Identify the lines that contain the string "text" and copy all of them.

* start Available records *

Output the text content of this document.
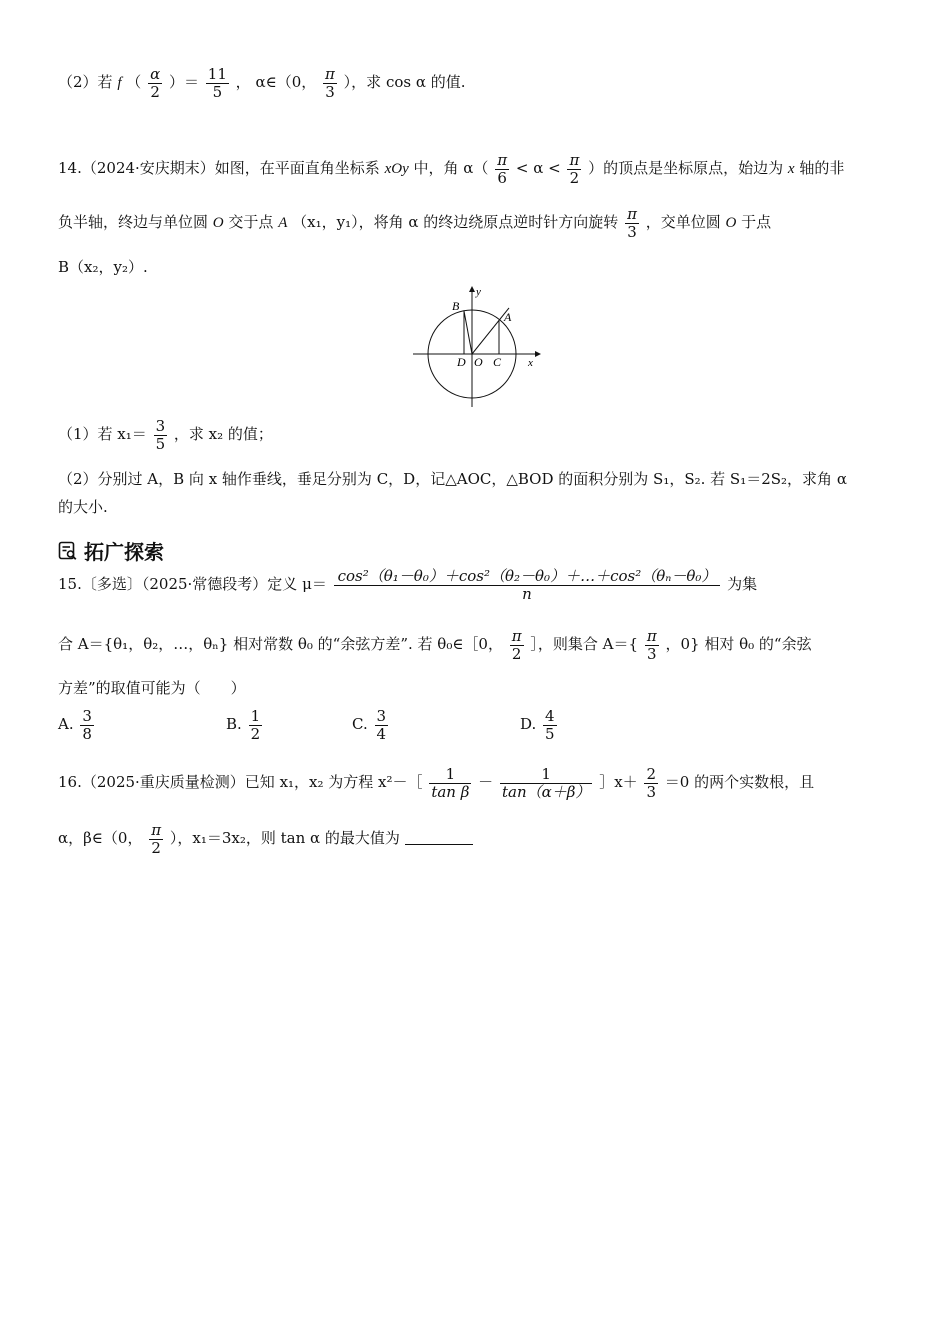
（2）若 f （ $\frac{\alpha}{2}$ ）＝ $\frac{11}{5}$ ， α∈（0， $\frac{\pi}{3}$ ），求 cos α 的值.
14.（2024·安庆期末）如图，在平面直角坐标系 xOy 中，角 $\alpha( \frac{\pi}{6} < \alpha < \frac{\pi}{2}$ ）的顶点是坐标原点，始边为 x 轴的非
负半轴，终边与单位圆 O 交于点 A （x₁，y₁），将角 α 的终边绕原点逆时针方向旋转 $\frac{\pi}{3}$ ，交单位圆 O 于点
B（x₂，y₂）.
B
y
A
D O C x
（1）若 $x_1= \frac{3}{5}$ ，求 x₂ 的值；
（2）分别过 A，B 向 x 轴作垂线，垂足分别为 C，D，记△AOC，△BOD 的面积分别为 S₁，S₂. 若 S₁＝2S₂，求角 α
的大小.
拓广探索
15.〔多选〕（2025·常德段考）定义 $\mu= \frac{\text{cos²（θ₁－θ₀）＋cos²（θ₂－θ₀）＋…＋cos²（θₙ－θ₀）}}{n}$ 为集
合 A＝{θ₁，θ₂，…，θₙ} 相对常数 θ₀ 的“余弦方差”. 若 θ₀∈［0， $\frac{\pi}{2}$ ］，则集合 $A=\{ \frac{\pi}{3}$ ，0} 相对 θ₀ 的“余弦
方差”的取值可能为（　　）
A. $\frac{3}{8}$	B. $\frac{1}{2}$	C. $\frac{3}{4}$	D. $\frac{4}{5}$
16.（2025·重庆质量检测）已知 x₁，x₂ 为方程 x²－［ $\frac{1}{\text{tan β}} - \frac{1}{\tan(\alpha+\beta)}$ ］x＋ $\frac{2}{3} =0$ 的两个实数根，且
α，β∈（0， $\frac{\pi}{2}$ ），x₁＝3x₂，则 tan α 的最大值为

* end Available records *

▸ **Response to this task**
Output the text content of this document.
15.〔多选〕（2025·常德段考）定义 $\mu= \frac{\text{cos²（θ₁－θ₀）＋cos²（θ₂－θ₀）＋…＋cos²（θₙ－θ₀）}}{n}$ 为集
16.（2025·重庆质量检测）已知 x₁，x₂ 为方程 x²－［ $\frac{1}{\text{tan β}} - \frac{1}{\tan(\alpha+\beta)}$ ］x＋ $\frac{2}{3} =0$ 的两个实数根，且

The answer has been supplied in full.